Firefox to drop 386 and Athlon support, Chrome turns 6

Daniel Bailey in Products on September 03

There has been quite a bit going on with Firefox lately – the old and new JavaScript engines have been merged, the next Beta is slightly delayed and 386 and old Athlon PCs may not run Firefox anymore. Meanwhile, Google has released the sixth generation of its Chrome browserFirefox Logo, which we like to call the naked browser, about 2 years after the first release of Chrome.

Web browsers is most dynamic end user software segment these days. I can’t quite remember a time in which browser changed that much every week. Google just announced the final version of Chrome 6, about 3 weeks after the release of the first beta. However, we also know that Google said that it would accelerate its release schedule and Chrome 6 was nearly final after an unusually long developer phase when it went into beta on August 11.

Chrome 6 is notably faster than Chrome 5 and has a significantly different interface with less buttons. There is a dynamic stop/reload button, the Go button is gone and the bookmark button has been moved to the right side of the URL bar. The two menu options have been merged into just one Tools menu. Google has added three unique copy, paste and zoom buttons, which can also be found in the latest Firefox 4 betas in the reduced menu configuration, and some believe that this is a sign of a mobile browser with touch screen features. You can find more information about the GUI changes in Chrome 6 in our Naked Browser feature here.

Mozilla’s Firefox team seems to be awfully busy these days as replies to inquiries are somewhat scarce. However, we know that the new Beta 5 is scheduled for August 7, which is 4 days behind original schedule. The feature freeze for Firefox 4 is still scheduled for September 10 and if everything went according to  plan, then Mozilla should now have a Firefox version with a JaegerMonkey Java Script engine, which we have not found yet. The JaegerMonkey team is now publishing benchmark results of a merged JaegerMonkey/TraceMonkey and indicates that the merged version is about 5% slower than JaegerMonkey alone in the Sunspider test, but about 25% faster in Google’s V8 benchmark. In fact, in V8, Mozilla is now only 20% slower than the basic WebKit release.

There is also interesting news as far as supported Firefox platforms are concerned. Earlier this year, Mozilla stated that minimum platforms are Windows 2000, Mac OS X Leopard (10.5; no OS X for PPC will be supported with Firefox 4 anymore), and now it seems that Mozilla is also considering leaving old x86 hardware in the past. Mozilla’s Mike Beltzner said that they are considering “dropping support for 386 architectures which do not support SSE2 (older Athlon CPUs, some VIA chipsets)”.

SSE2 is, according to our knowledge. also not supported by 486 CPUs as well as Pentium, Pentium II and Pentium III processors. Wikipedia states that SSE2 requires at least a Pentium 4-class processor or an Athlon 64 processor, or later. Mozilla’s statement is a bit confusing at this time and we will have to wait to see how this idea pans out. Beltzner said that there is no final decision on this matter yet.

* **PROBLEMS AND TASKS**
a) Decide whether each statement below agrees with the browser article, answering yes or no and quoting the words of the article that settle it. (i) Chrome 6 keeps a Go button. (ii) In Google's V8 benchmark, the merged JaegerMonkey/TraceMonkey is about 25% faster than JaegerMonkey alone. (iii) Mozilla has made a final decision to drop support for processors without SSE2.
b) Reproduce the part of the browser article that opens with the words "There has been" and closes with "release of Chrome.", keeping every word unchanged.

* **DATA LISTING**
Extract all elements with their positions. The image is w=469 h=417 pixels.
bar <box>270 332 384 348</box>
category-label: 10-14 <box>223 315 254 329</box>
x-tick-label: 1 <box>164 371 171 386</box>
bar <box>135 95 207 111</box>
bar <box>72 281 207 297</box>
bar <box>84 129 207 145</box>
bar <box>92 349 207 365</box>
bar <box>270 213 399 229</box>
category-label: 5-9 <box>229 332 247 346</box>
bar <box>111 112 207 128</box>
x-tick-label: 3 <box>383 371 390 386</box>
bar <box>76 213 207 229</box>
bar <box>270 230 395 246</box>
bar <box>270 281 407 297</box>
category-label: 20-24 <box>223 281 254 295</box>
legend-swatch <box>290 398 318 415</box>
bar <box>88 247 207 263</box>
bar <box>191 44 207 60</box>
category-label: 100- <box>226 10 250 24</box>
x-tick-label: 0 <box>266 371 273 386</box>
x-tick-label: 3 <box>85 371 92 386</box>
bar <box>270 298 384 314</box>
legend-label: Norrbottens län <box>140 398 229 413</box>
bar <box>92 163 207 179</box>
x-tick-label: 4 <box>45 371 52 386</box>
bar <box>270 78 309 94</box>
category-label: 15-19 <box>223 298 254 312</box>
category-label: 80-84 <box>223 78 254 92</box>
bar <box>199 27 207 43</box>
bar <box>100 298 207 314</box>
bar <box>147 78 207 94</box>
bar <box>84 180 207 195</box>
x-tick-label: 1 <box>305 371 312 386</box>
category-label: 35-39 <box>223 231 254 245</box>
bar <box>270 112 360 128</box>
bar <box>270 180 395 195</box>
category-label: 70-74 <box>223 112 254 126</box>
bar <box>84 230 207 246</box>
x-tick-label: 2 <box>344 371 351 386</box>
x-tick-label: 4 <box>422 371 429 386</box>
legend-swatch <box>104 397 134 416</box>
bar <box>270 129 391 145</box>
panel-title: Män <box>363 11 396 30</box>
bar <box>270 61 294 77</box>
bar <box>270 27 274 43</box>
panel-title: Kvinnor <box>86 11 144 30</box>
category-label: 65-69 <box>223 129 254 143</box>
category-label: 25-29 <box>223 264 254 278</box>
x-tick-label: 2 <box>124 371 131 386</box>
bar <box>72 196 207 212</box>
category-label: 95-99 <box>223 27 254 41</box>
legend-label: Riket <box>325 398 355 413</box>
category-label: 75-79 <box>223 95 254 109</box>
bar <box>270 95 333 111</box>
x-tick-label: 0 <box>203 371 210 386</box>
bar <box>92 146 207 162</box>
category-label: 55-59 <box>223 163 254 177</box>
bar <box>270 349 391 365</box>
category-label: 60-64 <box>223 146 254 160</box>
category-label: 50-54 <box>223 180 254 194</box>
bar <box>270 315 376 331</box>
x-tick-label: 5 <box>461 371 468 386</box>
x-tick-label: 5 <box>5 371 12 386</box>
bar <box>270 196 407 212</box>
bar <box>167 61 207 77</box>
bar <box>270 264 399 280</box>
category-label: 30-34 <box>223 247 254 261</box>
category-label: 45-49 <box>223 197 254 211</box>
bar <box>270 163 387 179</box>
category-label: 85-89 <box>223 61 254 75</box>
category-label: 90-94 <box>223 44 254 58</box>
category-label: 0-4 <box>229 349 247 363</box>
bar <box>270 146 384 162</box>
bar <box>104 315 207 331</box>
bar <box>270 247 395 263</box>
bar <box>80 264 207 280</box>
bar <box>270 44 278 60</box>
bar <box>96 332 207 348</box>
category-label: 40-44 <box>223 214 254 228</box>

* **RESPONSES PER TASK**
a)
(i) No: "the Go button is gone"
(ii) Yes: "but about 25% faster in Google’s V8 benchmark"
(iii) No: "Beltzner said that there is no final decision on this matter yet."

b)
There has been quite a bit going on with Firefox lately – the old and new JavaScript engines have been merged, the next Beta is slightly delayed and 386 and old Athlon PCs may not run Firefox anymore. Meanwhile, Google has released the sixth generation of its Chrome browserFirefox Logo, which we like to call the naked browser, about 2 years after the first release of Chrome.